### Extracted information ###
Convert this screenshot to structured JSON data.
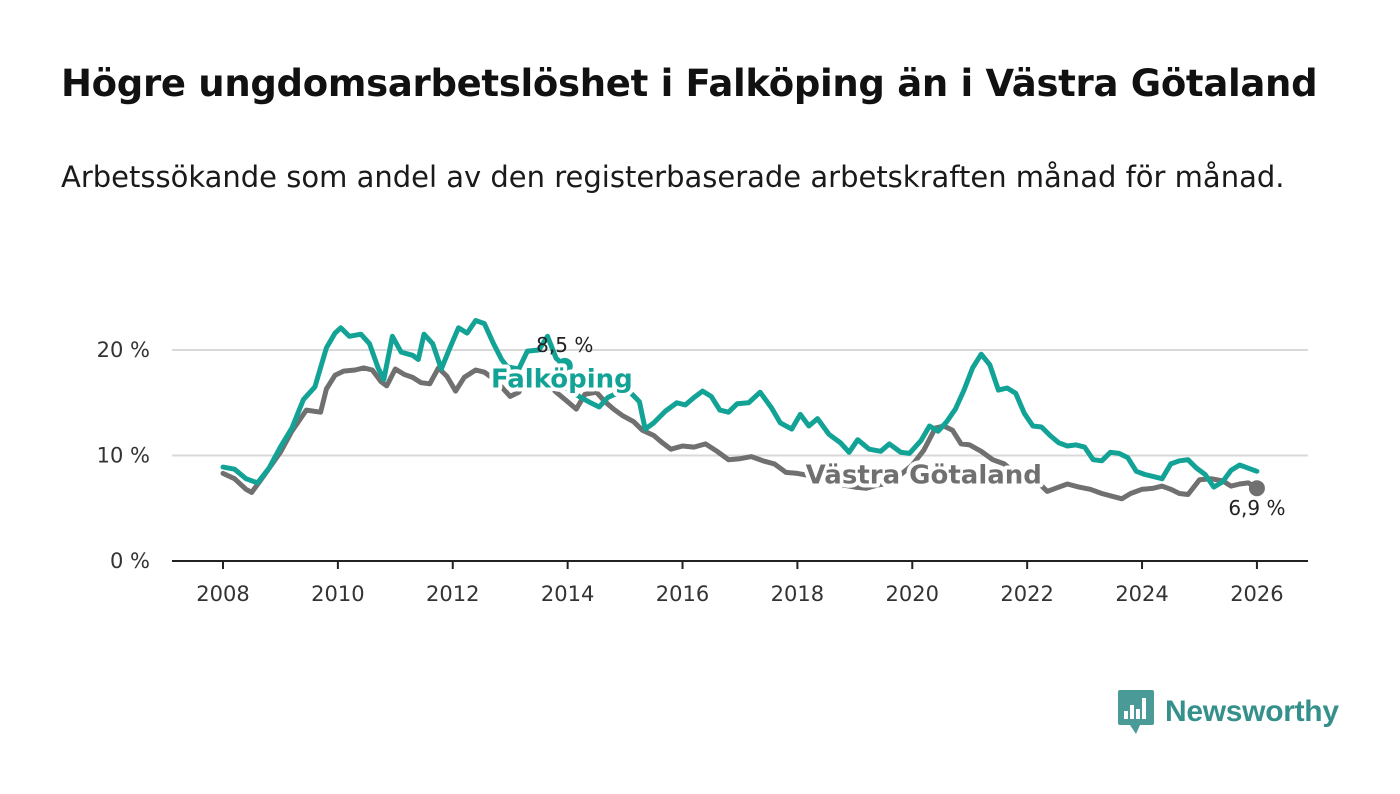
{
  "header": {
    "title": "Högre ungdomsarbetslöshet i Falköping än i Västra Götaland",
    "subtitle": "Arbetssökande som andel av den registerbaserade arbetskraften månad för månad."
  },
  "brand": {
    "name": "Newsworthy",
    "logo_icon": "newsworthy-logo-icon"
  },
  "colors": {
    "falkoping": "#12a396",
    "vastra": "#707070",
    "grid": "#d9d9d9",
    "axis": "#222222",
    "text": "#111111",
    "brand": "#35908c"
  },
  "chart_data": {
    "type": "line",
    "title": "Högre ungdomsarbetslöshet i Falköping än i Västra Götaland",
    "subtitle": "Arbetssökande som andel av den registerbaserade arbetskraften månad för månad.",
    "xlabel": "",
    "ylabel": "",
    "xlim": [
      2007.1,
      2026.9
    ],
    "ylim": [
      0,
      23
    ],
    "x_ticks": [
      2008,
      2010,
      2012,
      2014,
      2016,
      2018,
      2020,
      2022,
      2024,
      2026
    ],
    "x_tick_labels": [
      "2008",
      "2010",
      "2012",
      "2014",
      "2016",
      "2018",
      "2020",
      "2022",
      "2024",
      "2026"
    ],
    "y_ticks": [
      0,
      10,
      20
    ],
    "y_tick_labels": [
      "0 %",
      "10 %",
      "20 %"
    ],
    "grid": true,
    "series": [
      {
        "name": "Falköping",
        "color": "#12a396",
        "end_label": "8,5 %",
        "points": [
          [
            2008.0,
            8.9
          ],
          [
            2008.2,
            8.7
          ],
          [
            2008.4,
            7.8
          ],
          [
            2008.6,
            7.4
          ],
          [
            2008.8,
            8.8
          ],
          [
            2009.0,
            10.8
          ],
          [
            2009.2,
            12.6
          ],
          [
            2009.4,
            15.3
          ],
          [
            2009.6,
            16.5
          ],
          [
            2009.8,
            20.2
          ],
          [
            2009.95,
            21.6
          ],
          [
            2010.05,
            22.1
          ],
          [
            2010.2,
            21.3
          ],
          [
            2010.4,
            21.5
          ],
          [
            2010.55,
            20.6
          ],
          [
            2010.7,
            18.3
          ],
          [
            2010.8,
            17.2
          ],
          [
            2010.95,
            21.3
          ],
          [
            2011.1,
            19.8
          ],
          [
            2011.3,
            19.5
          ],
          [
            2011.4,
            19.1
          ],
          [
            2011.5,
            21.5
          ],
          [
            2011.65,
            20.6
          ],
          [
            2011.8,
            18.2
          ],
          [
            2011.95,
            20.2
          ],
          [
            2012.1,
            22.1
          ],
          [
            2012.25,
            21.6
          ],
          [
            2012.4,
            22.8
          ],
          [
            2012.55,
            22.5
          ],
          [
            2012.7,
            20.7
          ],
          [
            2012.85,
            19.1
          ],
          [
            2012.95,
            18.4
          ],
          [
            2013.15,
            18.2
          ],
          [
            2013.3,
            19.9
          ],
          [
            2013.5,
            20.0
          ],
          [
            2013.65,
            21.3
          ],
          [
            2013.8,
            19.2
          ],
          [
            2013.95,
            18.5
          ]
        ]
      },
      {
        "name": "Västra Götaland",
        "color": "#707070",
        "end_label": "6,9 %",
        "points": [
          [
            2008.0,
            8.3
          ],
          [
            2008.2,
            7.8
          ],
          [
            2008.4,
            6.8
          ],
          [
            2008.5,
            6.5
          ],
          [
            2008.7,
            8.0
          ],
          [
            2009.0,
            10.3
          ],
          [
            2009.2,
            12.3
          ],
          [
            2009.45,
            14.3
          ],
          [
            2009.7,
            14.1
          ],
          [
            2009.8,
            16.3
          ],
          [
            2009.95,
            17.6
          ],
          [
            2010.1,
            18.0
          ],
          [
            2010.3,
            18.1
          ],
          [
            2010.45,
            18.3
          ],
          [
            2010.6,
            18.1
          ],
          [
            2010.75,
            17.0
          ],
          [
            2010.85,
            16.6
          ],
          [
            2011.0,
            18.2
          ],
          [
            2011.15,
            17.7
          ],
          [
            2011.3,
            17.4
          ],
          [
            2011.45,
            16.9
          ],
          [
            2011.6,
            16.8
          ],
          [
            2011.75,
            18.3
          ],
          [
            2011.9,
            17.5
          ],
          [
            2012.05,
            16.1
          ],
          [
            2012.2,
            17.4
          ],
          [
            2012.4,
            18.1
          ],
          [
            2012.55,
            17.9
          ],
          [
            2012.7,
            17.3
          ],
          [
            2012.85,
            16.5
          ],
          [
            2013.0,
            15.6
          ],
          [
            2013.15,
            16.0
          ],
          [
            2013.3,
            17.4
          ],
          [
            2013.5,
            17.3
          ],
          [
            2013.65,
            16.8
          ],
          [
            2013.8,
            16.0
          ],
          [
            2014.0,
            15.1
          ],
          [
            2014.15,
            14.4
          ],
          [
            2014.3,
            15.8
          ],
          [
            2014.5,
            16.0
          ],
          [
            2014.65,
            15.1
          ],
          [
            2014.8,
            14.4
          ],
          [
            2014.95,
            13.8
          ],
          [
            2015.15,
            13.2
          ],
          [
            2015.3,
            12.4
          ],
          [
            2015.5,
            11.9
          ],
          [
            2015.65,
            11.2
          ],
          [
            2015.8,
            10.6
          ],
          [
            2016.0,
            10.9
          ],
          [
            2016.2,
            10.8
          ],
          [
            2016.4,
            11.1
          ],
          [
            2016.6,
            10.4
          ],
          [
            2016.8,
            9.6
          ],
          [
            2017.0,
            9.7
          ],
          [
            2017.2,
            9.9
          ],
          [
            2017.4,
            9.5
          ],
          [
            2017.6,
            9.2
          ],
          [
            2017.8,
            8.4
          ],
          [
            2018.0,
            8.3
          ],
          [
            2018.2,
            8.1
          ],
          [
            2018.4,
            7.8
          ],
          [
            2018.6,
            7.6
          ],
          [
            2018.8,
            7.2
          ],
          [
            2019.0,
            7.0
          ],
          [
            2019.2,
            6.9
          ],
          [
            2019.4,
            7.2
          ],
          [
            2019.6,
            7.4
          ],
          [
            2019.8,
            8.2
          ],
          [
            2020.0,
            9.1
          ],
          [
            2020.2,
            10.5
          ],
          [
            2020.4,
            12.6
          ],
          [
            2020.55,
            12.8
          ],
          [
            2020.7,
            12.4
          ],
          [
            2020.85,
            11.1
          ],
          [
            2021.0,
            11.0
          ],
          [
            2021.2,
            10.4
          ],
          [
            2021.4,
            9.6
          ],
          [
            2021.6,
            9.2
          ],
          [
            2021.8,
            8.3
          ],
          [
            2022.0,
            7.8
          ],
          [
            2022.2,
            7.4
          ],
          [
            2022.35,
            6.6
          ],
          [
            2022.5,
            6.9
          ],
          [
            2022.7,
            7.3
          ],
          [
            2022.9,
            7.0
          ],
          [
            2023.1,
            6.8
          ],
          [
            2023.3,
            6.4
          ],
          [
            2023.5,
            6.1
          ],
          [
            2023.65,
            5.9
          ],
          [
            2023.8,
            6.4
          ],
          [
            2024.0,
            6.8
          ],
          [
            2024.2,
            6.9
          ],
          [
            2024.35,
            7.1
          ],
          [
            2024.5,
            6.8
          ],
          [
            2024.65,
            6.4
          ],
          [
            2024.8,
            6.3
          ],
          [
            2025.0,
            7.7
          ],
          [
            2025.2,
            7.8
          ],
          [
            2025.4,
            7.6
          ],
          [
            2025.55,
            7.1
          ],
          [
            2025.7,
            7.3
          ],
          [
            2025.85,
            7.4
          ],
          [
            2026.0,
            6.9
          ]
        ]
      },
      {
        "name": "Falköping",
        "color": "#12a396",
        "points": [
          [
            2014.0,
            16.3
          ],
          [
            2014.2,
            15.6
          ],
          [
            2014.4,
            15.0
          ],
          [
            2014.55,
            14.6
          ],
          [
            2014.7,
            15.5
          ],
          [
            2014.9,
            16.0
          ],
          [
            2015.05,
            16.2
          ],
          [
            2015.25,
            15.1
          ],
          [
            2015.35,
            12.5
          ],
          [
            2015.5,
            13.1
          ],
          [
            2015.7,
            14.2
          ],
          [
            2015.9,
            15.0
          ],
          [
            2016.05,
            14.8
          ],
          [
            2016.2,
            15.5
          ],
          [
            2016.35,
            16.1
          ],
          [
            2016.5,
            15.6
          ],
          [
            2016.65,
            14.3
          ],
          [
            2016.8,
            14.1
          ],
          [
            2016.95,
            14.9
          ],
          [
            2017.15,
            15.0
          ],
          [
            2017.35,
            16.0
          ],
          [
            2017.55,
            14.5
          ],
          [
            2017.7,
            13.1
          ],
          [
            2017.9,
            12.5
          ],
          [
            2018.05,
            13.9
          ],
          [
            2018.2,
            12.8
          ],
          [
            2018.35,
            13.5
          ],
          [
            2018.55,
            12.0
          ],
          [
            2018.75,
            11.2
          ],
          [
            2018.9,
            10.3
          ],
          [
            2019.05,
            11.5
          ],
          [
            2019.25,
            10.6
          ],
          [
            2019.45,
            10.4
          ],
          [
            2019.6,
            11.1
          ],
          [
            2019.8,
            10.3
          ],
          [
            2019.95,
            10.2
          ],
          [
            2020.15,
            11.4
          ],
          [
            2020.3,
            12.8
          ],
          [
            2020.45,
            12.3
          ],
          [
            2020.6,
            13.2
          ],
          [
            2020.75,
            14.4
          ],
          [
            2020.9,
            16.2
          ],
          [
            2021.05,
            18.3
          ],
          [
            2021.2,
            19.6
          ],
          [
            2021.35,
            18.6
          ],
          [
            2021.5,
            16.2
          ],
          [
            2021.65,
            16.4
          ],
          [
            2021.8,
            15.9
          ],
          [
            2021.95,
            14.0
          ],
          [
            2022.1,
            12.8
          ],
          [
            2022.25,
            12.7
          ],
          [
            2022.4,
            11.9
          ],
          [
            2022.55,
            11.2
          ],
          [
            2022.7,
            10.9
          ],
          [
            2022.85,
            11.0
          ],
          [
            2023.0,
            10.8
          ],
          [
            2023.15,
            9.6
          ],
          [
            2023.3,
            9.5
          ],
          [
            2023.45,
            10.3
          ],
          [
            2023.6,
            10.2
          ],
          [
            2023.75,
            9.8
          ],
          [
            2023.9,
            8.5
          ],
          [
            2024.05,
            8.2
          ],
          [
            2024.2,
            8.0
          ],
          [
            2024.35,
            7.8
          ],
          [
            2024.5,
            9.2
          ],
          [
            2024.65,
            9.5
          ],
          [
            2024.8,
            9.6
          ],
          [
            2024.95,
            8.8
          ],
          [
            2025.1,
            8.2
          ],
          [
            2025.25,
            7.0
          ],
          [
            2025.4,
            7.5
          ],
          [
            2025.55,
            8.6
          ],
          [
            2025.7,
            9.1
          ],
          [
            2025.85,
            8.8
          ],
          [
            2026.0,
            8.5
          ]
        ]
      }
    ],
    "annotations": [
      {
        "text": "Falköping",
        "series": "Falköping",
        "x": 2013.9,
        "y": 17.3
      },
      {
        "text": "Västra Götaland",
        "series": "Västra Götaland",
        "x": 2020.2,
        "y": 8.2
      }
    ]
  }
}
###
Copy out every line from the data above that has "series" in it.

• _Expected output_:
    "series": [
        "series": "Falköping",
        "series": "Västra Götaland",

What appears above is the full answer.